• _TASK MATERIAL_
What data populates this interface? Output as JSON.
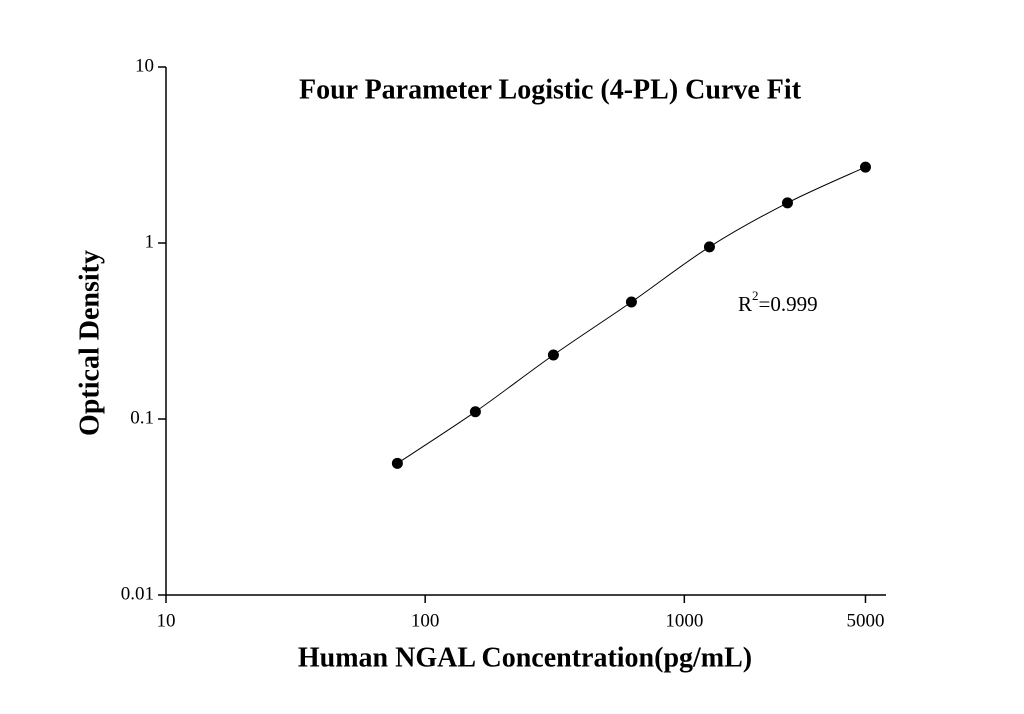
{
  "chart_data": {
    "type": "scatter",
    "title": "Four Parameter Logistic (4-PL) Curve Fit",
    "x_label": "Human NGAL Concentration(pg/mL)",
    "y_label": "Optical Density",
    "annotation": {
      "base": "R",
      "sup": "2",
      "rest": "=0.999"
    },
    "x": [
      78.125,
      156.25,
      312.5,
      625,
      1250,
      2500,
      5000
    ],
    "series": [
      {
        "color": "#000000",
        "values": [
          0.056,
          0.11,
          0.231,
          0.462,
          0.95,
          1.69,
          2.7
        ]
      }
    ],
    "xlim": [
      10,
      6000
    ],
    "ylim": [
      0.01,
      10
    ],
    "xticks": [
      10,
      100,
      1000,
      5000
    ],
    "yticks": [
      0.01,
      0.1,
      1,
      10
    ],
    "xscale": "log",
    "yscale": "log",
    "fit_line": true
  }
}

...

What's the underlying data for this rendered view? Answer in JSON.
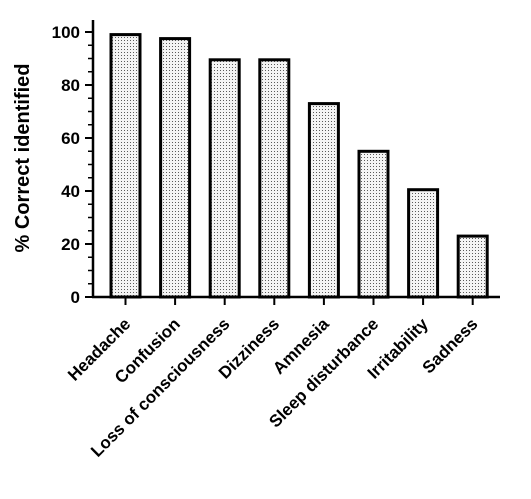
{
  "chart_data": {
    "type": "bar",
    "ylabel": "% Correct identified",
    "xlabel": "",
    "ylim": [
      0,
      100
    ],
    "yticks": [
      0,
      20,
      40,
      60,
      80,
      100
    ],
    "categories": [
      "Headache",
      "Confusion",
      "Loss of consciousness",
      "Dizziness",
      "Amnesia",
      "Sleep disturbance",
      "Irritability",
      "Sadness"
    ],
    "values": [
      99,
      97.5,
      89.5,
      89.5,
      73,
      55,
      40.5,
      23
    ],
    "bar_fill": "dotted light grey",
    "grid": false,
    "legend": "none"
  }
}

• _SET EXERCISE_
Find every line in the records that contains the word "this"; copy those lines.

• _FINISHED EXERCISE_
What data populates this interface? Output as JSON.
What's the underlying data for this rendered view? Answer in JSON.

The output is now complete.